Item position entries
■ ■ ■ ■ ■ ■ ■

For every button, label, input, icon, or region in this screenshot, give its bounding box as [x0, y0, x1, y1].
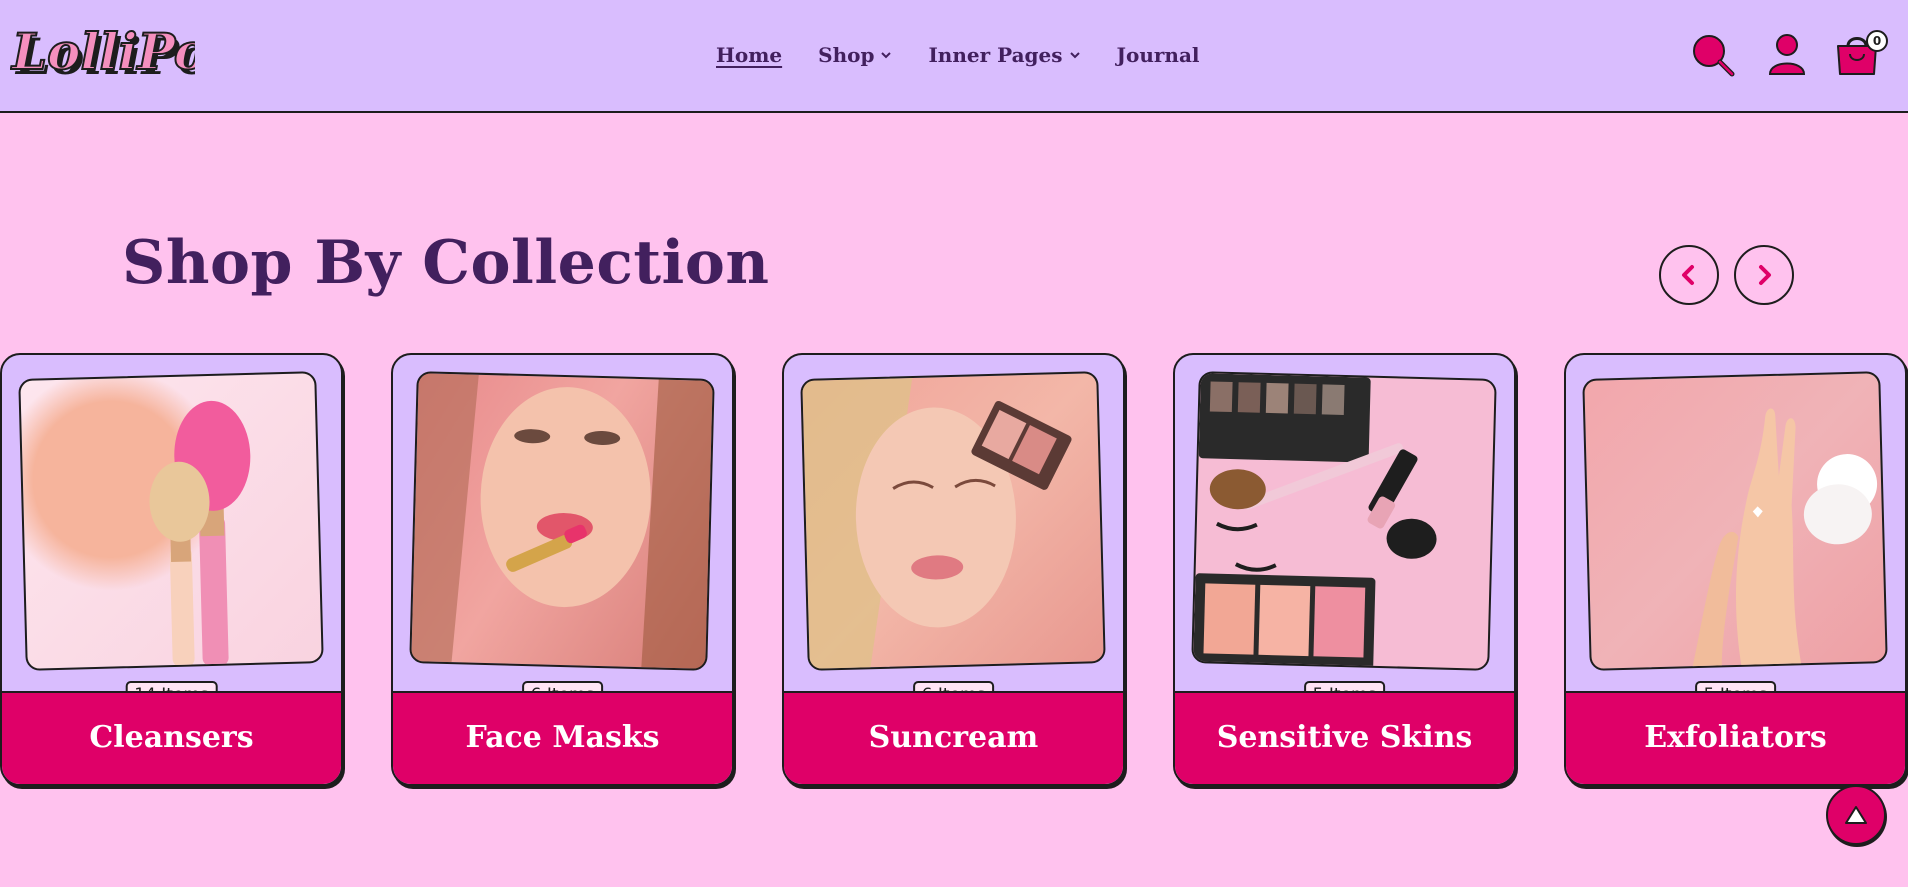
- card-footer: Exfoliators: [1566, 691, 1905, 784]
- collection-image: [1191, 371, 1497, 671]
- chevron-down-icon: [881, 52, 892, 59]
- cart-count-badge: 0: [1866, 30, 1888, 52]
- lollipop-logo[interactable]: LolliPop LolliPop: [10, 10, 195, 95]
- portrait-illustration: [411, 373, 715, 671]
- collection-card-exfoliators[interactable]: 5 Items Exfoliators: [1564, 353, 1907, 786]
- collection-name: Cleansers: [89, 720, 254, 755]
- collection-name: Sensitive Skins: [1216, 720, 1473, 755]
- chevron-right-icon: [1759, 265, 1771, 285]
- collection-image: [18, 371, 324, 671]
- nav-shop-label: Shop: [818, 43, 875, 67]
- chevron-down-icon: [1069, 52, 1080, 59]
- collection-card-sensitive-skins[interactable]: 5 Items Sensitive Skins: [1173, 353, 1516, 786]
- collection-image: [1582, 371, 1888, 671]
- section-title: Shop By Collection: [122, 228, 770, 298]
- card-footer: Face Masks: [393, 691, 732, 784]
- scroll-to-top-button[interactable]: [1826, 785, 1886, 845]
- arrow-up-icon: [1845, 806, 1867, 824]
- hands-cream-illustration: [1691, 408, 1878, 671]
- card-footer: Suncream: [784, 691, 1123, 784]
- prev-button[interactable]: [1659, 245, 1719, 305]
- main-nav: Home Shop Inner Pages Journal: [716, 40, 1236, 70]
- nav-journal[interactable]: Journal: [1117, 43, 1200, 67]
- makeup-flatlay-illustration: [1193, 373, 1437, 670]
- collection-image: [409, 371, 715, 671]
- card-footer: Sensitive Skins: [1175, 691, 1514, 784]
- cart-button[interactable]: 0: [1832, 30, 1888, 80]
- nav-inner-pages[interactable]: Inner Pages: [928, 43, 1080, 67]
- nav-shop[interactable]: Shop: [818, 43, 892, 67]
- next-button[interactable]: [1734, 245, 1794, 305]
- search-icon[interactable]: [1688, 30, 1738, 80]
- collection-card-cleansers[interactable]: 14 Items Cleansers: [0, 353, 343, 786]
- nav-home-label: Home: [716, 43, 783, 67]
- site-header: LolliPop LolliPop Home Shop Inner Pages …: [0, 0, 1908, 113]
- collection-name: Face Masks: [465, 720, 660, 755]
- portrait-illustration: [802, 378, 1072, 671]
- nav-home[interactable]: Home: [716, 43, 782, 67]
- nav-journal-label: Journal: [1116, 43, 1200, 67]
- svg-text:LolliPop: LolliPop: [10, 22, 195, 81]
- card-footer: Cleansers: [2, 691, 341, 784]
- nav-inner-pages-label: Inner Pages: [928, 43, 1063, 67]
- makeup-brushes-illustration: [149, 400, 251, 667]
- collection-name: Exfoliators: [1644, 720, 1827, 755]
- collection-card-suncream[interactable]: 6 Items Suncream: [782, 353, 1125, 786]
- chevron-left-icon: [1682, 265, 1694, 285]
- collection-image: [800, 371, 1106, 671]
- collection-name: Suncream: [868, 720, 1039, 755]
- user-icon[interactable]: [1762, 30, 1812, 80]
- collection-card-face-masks[interactable]: 6 Items Face Masks: [391, 353, 734, 786]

■ ■ ■ ■ ■ ■ ■

**SET PROBLEM**
Write out all of the lines above without any change, leaving out the pictures.

**THE RESULT**
For every button, label, input, icon, or region in this screenshot, give its bounding box as [x0, y0, x1, y1].
- card-footer: Exfoliators: [1566, 691, 1905, 784]
- collection-image: [1191, 371, 1497, 671]
- chevron-down-icon: [881, 52, 892, 59]
- cart-count-badge: 0: [1866, 30, 1888, 52]
- lollipop-logo[interactable]: LolliPop LolliPop: [10, 10, 195, 95]
- portrait-illustration: [411, 373, 715, 671]
- collection-card-exfoliators[interactable]: 5 Items Exfoliators: [1564, 353, 1907, 786]
- collection-name: Cleansers: [89, 720, 254, 755]
- collection-name: Sensitive Skins: [1216, 720, 1473, 755]
- chevron-right-icon: [1759, 265, 1771, 285]
- collection-image: [18, 371, 324, 671]
- nav-shop-label: Shop: [818, 43, 875, 67]
- chevron-down-icon: [1069, 52, 1080, 59]
- collection-card-sensitive-skins[interactable]: 5 Items Sensitive Skins: [1173, 353, 1516, 786]
- collection-image: [1582, 371, 1888, 671]
- section-title: Shop By Collection: [122, 228, 770, 298]
- card-footer: Face Masks: [393, 691, 732, 784]
- scroll-to-top-button[interactable]: [1826, 785, 1886, 845]
- arrow-up-icon: [1845, 806, 1867, 824]
- hands-cream-illustration: [1691, 408, 1878, 671]
- card-footer: Suncream: [784, 691, 1123, 784]
- prev-button[interactable]: [1659, 245, 1719, 305]
- main-nav: Home Shop Inner Pages Journal: [716, 40, 1236, 70]
- nav-journal[interactable]: Journal: [1117, 43, 1200, 67]
- makeup-flatlay-illustration: [1193, 373, 1437, 670]
- collection-image: [409, 371, 715, 671]
- card-footer: Sensitive Skins: [1175, 691, 1514, 784]
- cart-button[interactable]: 0: [1832, 30, 1888, 80]
- nav-inner-pages[interactable]: Inner Pages: [928, 43, 1080, 67]
- nav-shop[interactable]: Shop: [818, 43, 892, 67]
- next-button[interactable]: [1734, 245, 1794, 305]
- search-icon[interactable]: [1688, 30, 1738, 80]
- collection-card-cleansers[interactable]: 14 Items Cleansers: [0, 353, 343, 786]
- nav-home-label: Home: [716, 43, 783, 67]
- site-header: LolliPop LolliPop Home Shop Inner Pages …: [0, 0, 1908, 113]
- collection-name: Face Masks: [465, 720, 660, 755]
- portrait-illustration: [802, 378, 1072, 671]
- nav-home[interactable]: Home: [716, 43, 782, 67]
- nav-journal-label: Journal: [1116, 43, 1200, 67]
- svg-text:LolliPop: LolliPop: [10, 22, 195, 81]
- card-footer: Cleansers: [2, 691, 341, 784]
- nav-inner-pages-label: Inner Pages: [928, 43, 1063, 67]
- makeup-brushes-illustration: [149, 400, 251, 667]
- collection-name: Exfoliators: [1644, 720, 1827, 755]
- collection-card-suncream[interactable]: 6 Items Suncream: [782, 353, 1125, 786]
- chevron-left-icon: [1682, 265, 1694, 285]
- collection-image: [800, 371, 1106, 671]
- collection-name: Suncream: [868, 720, 1039, 755]
- user-icon[interactable]: [1762, 30, 1812, 80]
- collection-card-face-masks[interactable]: 6 Items Face Masks: [391, 353, 734, 786]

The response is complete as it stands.